THE PROBLEM:
Answer these questions from the article on recovery as a leadership skill:
1. How do most leaders treat rest, according to the article?
2. What was the book the writer was reading on the last day of the vacation to Belize about?
3. Who discovered the Default Mode Network, and when?

## Start TEXT SEGMENT

The leadership skill that’s not practised enough: recovery

Do you remember where you were the last time you had a big idea or breakthrough?

Chances are, you weren’t sitting at your desk or in a boardroom. My last big idea came while I was in full vacation mode, sitting poolside.

If you’re a regular reader of my newsletter or a podcast subscriber, you know I’ve talked a lot about recovery over the years. The problem is that most leaders treat rest like a reward instead of a strategy.

But the science is clear: creativity and decision-making improve when the brain gets time to recover. Cognitive performance declines over time, yet recovery can actually enhance performance, those mental breakthroughs and insights that tend to show up when you step away.

Lessons from sport

Let’s move from the boardroom to the playing field.

Elite athletes train recovery as intentionally as they train output. Their recovery is scheduled, for a reason: it improves performance.

The same applies to leaders in organizations. On the last day of a recent vacation to Belize, I was reading a book about the power of great questions and had an idea: why not bring that approach to my social media? Instead of just telling people things, I could invite them to engage with me. Encourage them to share, just like I do in my coaching practice.

That idea didn’t happen by accident.

The “Default Mode Network” discovery

In the early 2000s, neuroscientist Marcus Raichle and colleagues discovered something surprising. When people weren’t focused on a task, when resting, daydreaming, or letting their minds wander, a specific network in the brain became more active, not less.

They called it the Default Mode Network.

This network is associated with:

  • imagination

  • insight

  • reflection

  • connecting ideas across memory

Research shows that creative thinking is linked to stronger activity in this network during periods of rest.

## End TEXT SEGMENT
## Start EXTRACTED INFORMATION

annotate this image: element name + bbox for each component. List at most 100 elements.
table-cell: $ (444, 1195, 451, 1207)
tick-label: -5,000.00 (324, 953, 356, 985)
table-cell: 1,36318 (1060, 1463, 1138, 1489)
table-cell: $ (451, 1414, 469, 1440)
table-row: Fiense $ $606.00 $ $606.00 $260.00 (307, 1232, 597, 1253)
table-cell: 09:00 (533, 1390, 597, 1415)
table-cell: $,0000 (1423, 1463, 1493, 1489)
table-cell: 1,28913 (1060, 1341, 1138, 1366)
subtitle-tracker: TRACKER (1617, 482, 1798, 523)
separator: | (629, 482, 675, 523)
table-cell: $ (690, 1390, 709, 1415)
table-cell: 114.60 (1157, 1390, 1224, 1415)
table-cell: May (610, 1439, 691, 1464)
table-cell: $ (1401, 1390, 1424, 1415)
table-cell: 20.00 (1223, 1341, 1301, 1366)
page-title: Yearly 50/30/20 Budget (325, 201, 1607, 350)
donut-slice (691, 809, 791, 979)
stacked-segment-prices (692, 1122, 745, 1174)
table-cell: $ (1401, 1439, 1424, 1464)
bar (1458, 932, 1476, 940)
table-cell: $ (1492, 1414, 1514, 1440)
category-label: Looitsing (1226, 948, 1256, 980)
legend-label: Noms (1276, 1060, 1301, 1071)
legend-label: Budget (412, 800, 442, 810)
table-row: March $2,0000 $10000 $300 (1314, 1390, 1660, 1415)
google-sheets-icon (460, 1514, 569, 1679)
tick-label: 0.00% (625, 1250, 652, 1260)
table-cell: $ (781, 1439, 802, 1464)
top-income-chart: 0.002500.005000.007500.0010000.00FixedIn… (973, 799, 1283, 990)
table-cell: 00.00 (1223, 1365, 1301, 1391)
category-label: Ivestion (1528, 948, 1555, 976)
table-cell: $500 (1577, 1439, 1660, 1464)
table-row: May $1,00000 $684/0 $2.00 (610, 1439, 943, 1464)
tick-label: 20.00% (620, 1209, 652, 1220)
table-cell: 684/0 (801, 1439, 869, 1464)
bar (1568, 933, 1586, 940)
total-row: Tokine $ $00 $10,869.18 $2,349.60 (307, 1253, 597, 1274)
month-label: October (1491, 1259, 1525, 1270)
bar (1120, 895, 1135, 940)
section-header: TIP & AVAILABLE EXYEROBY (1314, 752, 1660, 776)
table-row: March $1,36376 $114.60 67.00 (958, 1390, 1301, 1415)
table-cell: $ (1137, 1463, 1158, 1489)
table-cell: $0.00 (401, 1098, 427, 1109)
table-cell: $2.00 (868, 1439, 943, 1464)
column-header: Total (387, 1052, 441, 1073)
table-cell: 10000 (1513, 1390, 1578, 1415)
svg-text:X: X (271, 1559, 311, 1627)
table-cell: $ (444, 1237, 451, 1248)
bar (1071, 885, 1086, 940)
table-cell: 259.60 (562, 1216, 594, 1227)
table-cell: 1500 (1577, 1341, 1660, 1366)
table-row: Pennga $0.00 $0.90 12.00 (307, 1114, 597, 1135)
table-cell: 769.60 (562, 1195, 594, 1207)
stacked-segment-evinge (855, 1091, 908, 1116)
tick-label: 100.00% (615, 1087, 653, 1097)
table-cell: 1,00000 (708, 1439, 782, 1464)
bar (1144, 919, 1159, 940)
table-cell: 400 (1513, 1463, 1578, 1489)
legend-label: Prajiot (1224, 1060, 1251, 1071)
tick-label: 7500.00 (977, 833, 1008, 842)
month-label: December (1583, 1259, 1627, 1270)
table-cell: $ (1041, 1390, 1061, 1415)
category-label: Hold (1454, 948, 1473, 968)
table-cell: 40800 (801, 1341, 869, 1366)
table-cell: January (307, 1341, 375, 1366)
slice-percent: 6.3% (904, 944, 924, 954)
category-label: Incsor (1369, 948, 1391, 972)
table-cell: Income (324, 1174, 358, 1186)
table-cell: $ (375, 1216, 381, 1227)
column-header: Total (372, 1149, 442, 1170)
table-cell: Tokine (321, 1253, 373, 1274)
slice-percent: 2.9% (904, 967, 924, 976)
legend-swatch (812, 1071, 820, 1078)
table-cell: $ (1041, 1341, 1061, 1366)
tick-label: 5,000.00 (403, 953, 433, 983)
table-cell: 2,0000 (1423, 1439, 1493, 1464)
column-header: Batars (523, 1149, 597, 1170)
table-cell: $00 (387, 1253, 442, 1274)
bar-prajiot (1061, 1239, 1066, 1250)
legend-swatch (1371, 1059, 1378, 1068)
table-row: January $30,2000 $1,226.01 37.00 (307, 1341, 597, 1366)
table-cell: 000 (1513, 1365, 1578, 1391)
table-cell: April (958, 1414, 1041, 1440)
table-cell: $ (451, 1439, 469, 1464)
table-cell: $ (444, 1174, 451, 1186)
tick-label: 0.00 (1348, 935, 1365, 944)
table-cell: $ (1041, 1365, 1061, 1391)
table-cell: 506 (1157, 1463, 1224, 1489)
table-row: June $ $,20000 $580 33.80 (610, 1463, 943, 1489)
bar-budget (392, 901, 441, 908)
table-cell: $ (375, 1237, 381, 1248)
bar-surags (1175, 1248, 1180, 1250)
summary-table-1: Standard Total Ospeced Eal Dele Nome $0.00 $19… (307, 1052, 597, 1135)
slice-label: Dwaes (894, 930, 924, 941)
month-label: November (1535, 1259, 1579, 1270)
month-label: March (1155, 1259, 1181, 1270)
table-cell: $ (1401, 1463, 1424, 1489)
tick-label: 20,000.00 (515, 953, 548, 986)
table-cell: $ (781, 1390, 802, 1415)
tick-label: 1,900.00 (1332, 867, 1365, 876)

## End EXTRACTED INFORMATION

RESULT:
1. Most leaders treat rest like a reward instead of a strategy.
2. The book was about the power of great questions.
3. Neuroscientist Marcus Raichle and colleagues discovered it in the early 2000s.